YOUR TASK:
Report how many lines of the entries below contain the word "content", and nothing more.

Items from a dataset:
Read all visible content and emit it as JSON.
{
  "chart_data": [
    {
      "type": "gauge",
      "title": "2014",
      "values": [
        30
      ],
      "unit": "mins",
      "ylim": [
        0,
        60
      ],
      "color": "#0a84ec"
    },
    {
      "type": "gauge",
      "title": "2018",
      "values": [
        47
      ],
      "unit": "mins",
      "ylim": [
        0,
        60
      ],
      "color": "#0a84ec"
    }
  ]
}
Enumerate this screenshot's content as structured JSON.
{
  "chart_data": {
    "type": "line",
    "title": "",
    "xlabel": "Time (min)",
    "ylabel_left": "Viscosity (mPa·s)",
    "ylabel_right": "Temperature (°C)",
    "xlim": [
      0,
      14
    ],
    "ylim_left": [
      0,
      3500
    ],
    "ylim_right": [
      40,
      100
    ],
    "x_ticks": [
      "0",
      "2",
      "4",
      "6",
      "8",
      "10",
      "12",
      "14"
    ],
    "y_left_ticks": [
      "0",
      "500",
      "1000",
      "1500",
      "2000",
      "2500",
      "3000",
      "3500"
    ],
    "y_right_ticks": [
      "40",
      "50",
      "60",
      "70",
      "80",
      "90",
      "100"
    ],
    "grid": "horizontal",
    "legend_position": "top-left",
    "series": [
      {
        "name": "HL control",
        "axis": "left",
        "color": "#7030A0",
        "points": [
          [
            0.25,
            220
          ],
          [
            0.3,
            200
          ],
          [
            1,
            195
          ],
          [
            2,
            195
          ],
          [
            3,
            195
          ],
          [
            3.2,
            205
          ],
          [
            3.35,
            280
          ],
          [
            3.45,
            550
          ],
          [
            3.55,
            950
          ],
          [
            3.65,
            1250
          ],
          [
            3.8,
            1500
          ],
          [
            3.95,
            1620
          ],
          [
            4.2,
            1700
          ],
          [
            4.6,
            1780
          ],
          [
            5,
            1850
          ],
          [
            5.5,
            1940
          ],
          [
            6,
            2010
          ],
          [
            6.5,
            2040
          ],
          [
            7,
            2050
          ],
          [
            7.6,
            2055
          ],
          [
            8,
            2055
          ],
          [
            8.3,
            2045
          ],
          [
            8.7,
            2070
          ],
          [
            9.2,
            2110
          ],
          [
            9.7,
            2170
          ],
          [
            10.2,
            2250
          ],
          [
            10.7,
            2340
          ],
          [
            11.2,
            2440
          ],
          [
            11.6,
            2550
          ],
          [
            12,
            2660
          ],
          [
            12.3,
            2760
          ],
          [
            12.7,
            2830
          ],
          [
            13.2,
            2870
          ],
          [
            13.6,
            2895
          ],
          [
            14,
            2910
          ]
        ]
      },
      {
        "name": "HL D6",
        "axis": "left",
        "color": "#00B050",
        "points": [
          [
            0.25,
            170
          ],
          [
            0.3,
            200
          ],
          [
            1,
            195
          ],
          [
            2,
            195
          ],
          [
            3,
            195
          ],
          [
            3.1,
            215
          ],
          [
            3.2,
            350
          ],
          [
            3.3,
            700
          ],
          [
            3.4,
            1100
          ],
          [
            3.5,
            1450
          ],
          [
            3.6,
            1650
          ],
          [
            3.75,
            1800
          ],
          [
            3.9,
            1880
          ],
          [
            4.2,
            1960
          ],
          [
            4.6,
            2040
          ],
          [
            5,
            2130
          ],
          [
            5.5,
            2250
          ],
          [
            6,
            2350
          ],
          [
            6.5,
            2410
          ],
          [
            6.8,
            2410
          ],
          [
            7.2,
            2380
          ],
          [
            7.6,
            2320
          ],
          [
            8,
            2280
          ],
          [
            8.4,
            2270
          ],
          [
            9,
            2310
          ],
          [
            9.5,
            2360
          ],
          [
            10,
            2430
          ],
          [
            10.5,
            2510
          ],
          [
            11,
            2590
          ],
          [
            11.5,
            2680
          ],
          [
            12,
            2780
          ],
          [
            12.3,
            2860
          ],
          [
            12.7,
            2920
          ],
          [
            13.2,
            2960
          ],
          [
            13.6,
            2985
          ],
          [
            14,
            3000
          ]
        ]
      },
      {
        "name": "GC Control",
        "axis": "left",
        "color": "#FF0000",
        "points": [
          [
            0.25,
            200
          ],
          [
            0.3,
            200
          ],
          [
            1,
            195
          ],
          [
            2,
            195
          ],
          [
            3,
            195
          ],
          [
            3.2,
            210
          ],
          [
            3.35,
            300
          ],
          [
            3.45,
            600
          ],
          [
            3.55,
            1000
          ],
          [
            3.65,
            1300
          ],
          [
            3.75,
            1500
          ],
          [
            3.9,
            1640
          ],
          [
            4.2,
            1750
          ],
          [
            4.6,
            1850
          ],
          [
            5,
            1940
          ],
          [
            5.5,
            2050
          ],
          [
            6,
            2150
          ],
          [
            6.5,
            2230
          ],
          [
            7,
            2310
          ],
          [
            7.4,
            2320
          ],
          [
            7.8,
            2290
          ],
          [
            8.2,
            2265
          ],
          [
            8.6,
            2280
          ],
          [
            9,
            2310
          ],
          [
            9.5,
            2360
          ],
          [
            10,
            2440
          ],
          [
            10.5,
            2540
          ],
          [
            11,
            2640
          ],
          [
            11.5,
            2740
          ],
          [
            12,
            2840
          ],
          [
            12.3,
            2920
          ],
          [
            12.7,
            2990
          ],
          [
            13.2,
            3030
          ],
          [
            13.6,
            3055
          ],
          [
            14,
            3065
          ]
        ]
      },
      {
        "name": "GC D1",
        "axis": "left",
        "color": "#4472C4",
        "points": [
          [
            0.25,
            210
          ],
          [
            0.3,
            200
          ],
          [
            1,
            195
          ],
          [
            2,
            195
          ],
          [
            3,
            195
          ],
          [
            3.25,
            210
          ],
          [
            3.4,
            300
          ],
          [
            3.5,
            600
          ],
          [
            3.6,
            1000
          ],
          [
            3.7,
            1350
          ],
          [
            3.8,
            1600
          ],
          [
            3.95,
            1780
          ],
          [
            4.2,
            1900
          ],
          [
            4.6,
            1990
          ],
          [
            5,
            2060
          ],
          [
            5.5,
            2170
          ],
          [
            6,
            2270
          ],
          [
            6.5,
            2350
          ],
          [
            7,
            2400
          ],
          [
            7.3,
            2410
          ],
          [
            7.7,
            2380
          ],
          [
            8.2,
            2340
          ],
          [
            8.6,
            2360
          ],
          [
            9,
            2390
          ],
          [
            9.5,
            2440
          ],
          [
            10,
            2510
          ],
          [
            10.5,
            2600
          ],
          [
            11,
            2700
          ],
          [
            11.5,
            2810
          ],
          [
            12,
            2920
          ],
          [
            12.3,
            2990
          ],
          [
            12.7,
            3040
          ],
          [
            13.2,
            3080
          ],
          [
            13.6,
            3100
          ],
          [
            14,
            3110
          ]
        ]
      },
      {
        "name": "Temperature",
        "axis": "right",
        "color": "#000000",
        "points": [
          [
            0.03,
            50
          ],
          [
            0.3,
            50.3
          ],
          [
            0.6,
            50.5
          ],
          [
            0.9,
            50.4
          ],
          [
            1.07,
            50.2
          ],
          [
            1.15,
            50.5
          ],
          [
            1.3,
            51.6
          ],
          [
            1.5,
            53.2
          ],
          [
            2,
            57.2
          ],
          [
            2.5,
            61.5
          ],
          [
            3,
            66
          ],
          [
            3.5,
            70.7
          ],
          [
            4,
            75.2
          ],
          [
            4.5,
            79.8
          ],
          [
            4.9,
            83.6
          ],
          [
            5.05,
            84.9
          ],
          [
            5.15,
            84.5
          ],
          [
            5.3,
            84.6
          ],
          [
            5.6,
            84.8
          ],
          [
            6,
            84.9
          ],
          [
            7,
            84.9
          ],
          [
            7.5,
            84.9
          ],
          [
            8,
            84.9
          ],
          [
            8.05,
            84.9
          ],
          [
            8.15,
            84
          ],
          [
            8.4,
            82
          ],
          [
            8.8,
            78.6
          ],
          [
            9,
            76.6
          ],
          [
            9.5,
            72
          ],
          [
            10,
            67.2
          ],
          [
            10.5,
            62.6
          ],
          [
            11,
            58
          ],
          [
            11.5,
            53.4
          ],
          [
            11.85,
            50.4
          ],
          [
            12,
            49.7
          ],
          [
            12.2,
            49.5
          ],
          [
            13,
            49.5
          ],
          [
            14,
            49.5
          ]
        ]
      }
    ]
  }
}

RESPONSE TO THE TASK:
2